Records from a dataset
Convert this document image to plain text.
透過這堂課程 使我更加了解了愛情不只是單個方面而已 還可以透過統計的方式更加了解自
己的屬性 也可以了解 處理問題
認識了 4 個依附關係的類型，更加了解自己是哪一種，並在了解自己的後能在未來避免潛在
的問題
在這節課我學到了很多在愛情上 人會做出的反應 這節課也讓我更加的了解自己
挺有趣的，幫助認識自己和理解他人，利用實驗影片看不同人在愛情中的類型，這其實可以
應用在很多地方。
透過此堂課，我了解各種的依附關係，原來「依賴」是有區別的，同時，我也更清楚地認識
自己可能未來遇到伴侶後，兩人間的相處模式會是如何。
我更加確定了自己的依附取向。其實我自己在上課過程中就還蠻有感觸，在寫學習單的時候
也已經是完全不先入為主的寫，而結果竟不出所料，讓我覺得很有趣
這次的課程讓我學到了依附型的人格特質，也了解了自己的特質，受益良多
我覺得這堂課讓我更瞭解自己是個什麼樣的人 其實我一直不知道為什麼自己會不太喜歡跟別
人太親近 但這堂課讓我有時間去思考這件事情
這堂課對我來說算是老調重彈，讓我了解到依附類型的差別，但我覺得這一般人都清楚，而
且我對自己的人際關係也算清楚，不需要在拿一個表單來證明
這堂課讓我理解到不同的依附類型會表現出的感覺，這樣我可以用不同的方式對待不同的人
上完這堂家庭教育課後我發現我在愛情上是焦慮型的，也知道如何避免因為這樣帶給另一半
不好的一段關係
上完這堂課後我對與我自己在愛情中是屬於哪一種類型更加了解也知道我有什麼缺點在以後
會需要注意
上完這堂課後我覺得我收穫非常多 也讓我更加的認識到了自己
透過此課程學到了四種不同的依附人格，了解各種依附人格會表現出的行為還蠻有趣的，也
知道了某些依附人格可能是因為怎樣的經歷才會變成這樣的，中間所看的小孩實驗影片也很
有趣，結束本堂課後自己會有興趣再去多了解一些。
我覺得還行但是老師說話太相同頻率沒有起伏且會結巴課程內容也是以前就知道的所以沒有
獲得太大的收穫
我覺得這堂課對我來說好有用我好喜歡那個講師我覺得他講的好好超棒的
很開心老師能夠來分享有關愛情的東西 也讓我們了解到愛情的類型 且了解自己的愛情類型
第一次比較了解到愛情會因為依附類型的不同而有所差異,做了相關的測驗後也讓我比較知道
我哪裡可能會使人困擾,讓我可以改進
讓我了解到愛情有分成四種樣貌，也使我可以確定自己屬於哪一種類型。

[What is being asked] Transcribe every entry verbatim.

[Response to this exercise]
Convert this document image to plain text.
透過這堂課程 使我更加了解了愛情不只是單個方面而已 還可以透過統計的方式更加了解自
己的屬性 也可以了解 處理問題
認識了 4 個依附關係的類型，更加了解自己是哪一種，並在了解自己的後能在未來避免潛在
的問題
在這節課我學到了很多在愛情上 人會做出的反應 這節課也讓我更加的了解自己
挺有趣的，幫助認識自己和理解他人，利用實驗影片看不同人在愛情中的類型，這其實可以
應用在很多地方。
透過此堂課，我了解各種的依附關係，原來「依賴」是有區別的，同時，我也更清楚地認識
自己可能未來遇到伴侶後，兩人間的相處模式會是如何。
我更加確定了自己的依附取向。其實我自己在上課過程中就還蠻有感觸，在寫學習單的時候
也已經是完全不先入為主的寫，而結果竟不出所料，讓我覺得很有趣
這次的課程讓我學到了依附型的人格特質，也了解了自己的特質，受益良多
我覺得這堂課讓我更瞭解自己是個什麼樣的人 其實我一直不知道為什麼自己會不太喜歡跟別
人太親近 但這堂課讓我有時間去思考這件事情
這堂課對我來說算是老調重彈，讓我了解到依附類型的差別，但我覺得這一般人都清楚，而
且我對自己的人際關係也算清楚，不需要在拿一個表單來證明
這堂課讓我理解到不同的依附類型會表現出的感覺，這樣我可以用不同的方式對待不同的人
上完這堂家庭教育課後我發現我在愛情上是焦慮型的，也知道如何避免因為這樣帶給另一半
不好的一段關係
上完這堂課後我對與我自己在愛情中是屬於哪一種類型更加了解也知道我有什麼缺點在以後
會需要注意
上完這堂課後我覺得我收穫非常多 也讓我更加的認識到了自己
透過此課程學到了四種不同的依附人格，了解各種依附人格會表現出的行為還蠻有趣的，也
知道了某些依附人格可能是因為怎樣的經歷才會變成這樣的，中間所看的小孩實驗影片也很
有趣，結束本堂課後自己會有興趣再去多了解一些。
我覺得還行但是老師說話太相同頻率沒有起伏且會結巴課程內容也是以前就知道的所以沒有
獲得太大的收穫
我覺得這堂課對我來說好有用我好喜歡那個講師我覺得他講的好好超棒的
很開心老師能夠來分享有關愛情的東西 也讓我們了解到愛情的類型 且了解自己的愛情類型
第一次比較了解到愛情會因為依附類型的不同而有所差異,做了相關的測驗後也讓我比較知道
我哪裡可能會使人困擾,讓我可以改進
讓我了解到愛情有分成四種樣貌，也使我可以確定自己屬於哪一種類型。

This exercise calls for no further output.